#### The task:
Each line of the material must be returned exactly.

+ + + +

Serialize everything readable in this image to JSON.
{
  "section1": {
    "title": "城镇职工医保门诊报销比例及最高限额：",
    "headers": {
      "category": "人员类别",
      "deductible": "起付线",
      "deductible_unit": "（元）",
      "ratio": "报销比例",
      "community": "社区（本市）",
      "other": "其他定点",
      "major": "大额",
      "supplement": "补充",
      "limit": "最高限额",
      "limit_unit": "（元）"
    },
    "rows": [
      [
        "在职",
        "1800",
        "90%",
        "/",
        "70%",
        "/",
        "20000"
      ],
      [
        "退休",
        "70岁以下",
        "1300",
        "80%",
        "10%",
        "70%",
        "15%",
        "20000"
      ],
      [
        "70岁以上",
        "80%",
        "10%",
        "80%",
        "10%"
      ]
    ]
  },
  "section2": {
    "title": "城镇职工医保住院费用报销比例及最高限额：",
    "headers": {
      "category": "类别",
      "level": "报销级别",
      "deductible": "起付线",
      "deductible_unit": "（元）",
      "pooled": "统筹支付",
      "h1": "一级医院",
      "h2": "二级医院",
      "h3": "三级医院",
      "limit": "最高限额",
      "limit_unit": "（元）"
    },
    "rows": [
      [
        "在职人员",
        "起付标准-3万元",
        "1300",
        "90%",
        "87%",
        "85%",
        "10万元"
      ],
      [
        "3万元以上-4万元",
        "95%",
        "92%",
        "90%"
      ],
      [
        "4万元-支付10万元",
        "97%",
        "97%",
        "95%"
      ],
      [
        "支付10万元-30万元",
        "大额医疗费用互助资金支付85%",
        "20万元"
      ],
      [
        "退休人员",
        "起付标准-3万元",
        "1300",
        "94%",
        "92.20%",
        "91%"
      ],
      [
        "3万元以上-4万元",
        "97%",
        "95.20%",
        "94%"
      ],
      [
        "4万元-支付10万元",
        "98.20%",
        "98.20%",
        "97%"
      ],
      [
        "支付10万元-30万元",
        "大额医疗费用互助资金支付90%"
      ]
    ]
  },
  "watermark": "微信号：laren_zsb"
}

+ + + +

#### Reply to the task:
Serialize everything readable in this image to JSON.
{
  "section1": {
    "title": "城镇职工医保门诊报销比例及最高限额：",
    "headers": {
      "category": "人员类别",
      "deductible": "起付线",
      "deductible_unit": "（元）",
      "ratio": "报销比例",
      "community": "社区（本市）",
      "other": "其他定点",
      "major": "大额",
      "supplement": "补充",
      "limit": "最高限额",
      "limit_unit": "（元）"
    },
    "rows": [
      [
        "在职",
        "1800",
        "90%",
        "/",
        "70%",
        "/",
        "20000"
      ],
      [
        "退休",
        "70岁以下",
        "1300",
        "80%",
        "10%",
        "70%",
        "15%",
        "20000"
      ],
      [
        "70岁以上",
        "80%",
        "10%",
        "80%",
        "10%"
      ]
    ]
  },
  "section2": {
    "title": "城镇职工医保住院费用报销比例及最高限额：",
    "headers": {
      "category": "类别",
      "level": "报销级别",
      "deductible": "起付线",
      "deductible_unit": "（元）",
      "pooled": "统筹支付",
      "h1": "一级医院",
      "h2": "二级医院",
      "h3": "三级医院",
      "limit": "最高限额",
      "limit_unit": "（元）"
    },
    "rows": [
      [
        "在职人员",
        "起付标准-3万元",
        "1300",
        "90%",
        "87%",
        "85%",
        "10万元"
      ],
      [
        "3万元以上-4万元",
        "95%",
        "92%",
        "90%"
      ],
      [
        "4万元-支付10万元",
        "97%",
        "97%",
        "95%"
      ],
      [
        "支付10万元-30万元",
        "大额医疗费用互助资金支付85%",
        "20万元"
      ],
      [
        "退休人员",
        "起付标准-3万元",
        "1300",
        "94%",
        "92.20%",
        "91%"
      ],
      [
        "3万元以上-4万元",
        "97%",
        "95.20%",
        "94%"
      ],
      [
        "4万元-支付10万元",
        "98.20%",
        "98.20%",
        "97%"
      ],
      [
        "支付10万元-30万元",
        "大额医疗费用互助资金支付90%"
      ]
    ]
  },
  "watermark": "微信号：laren_zsb"
}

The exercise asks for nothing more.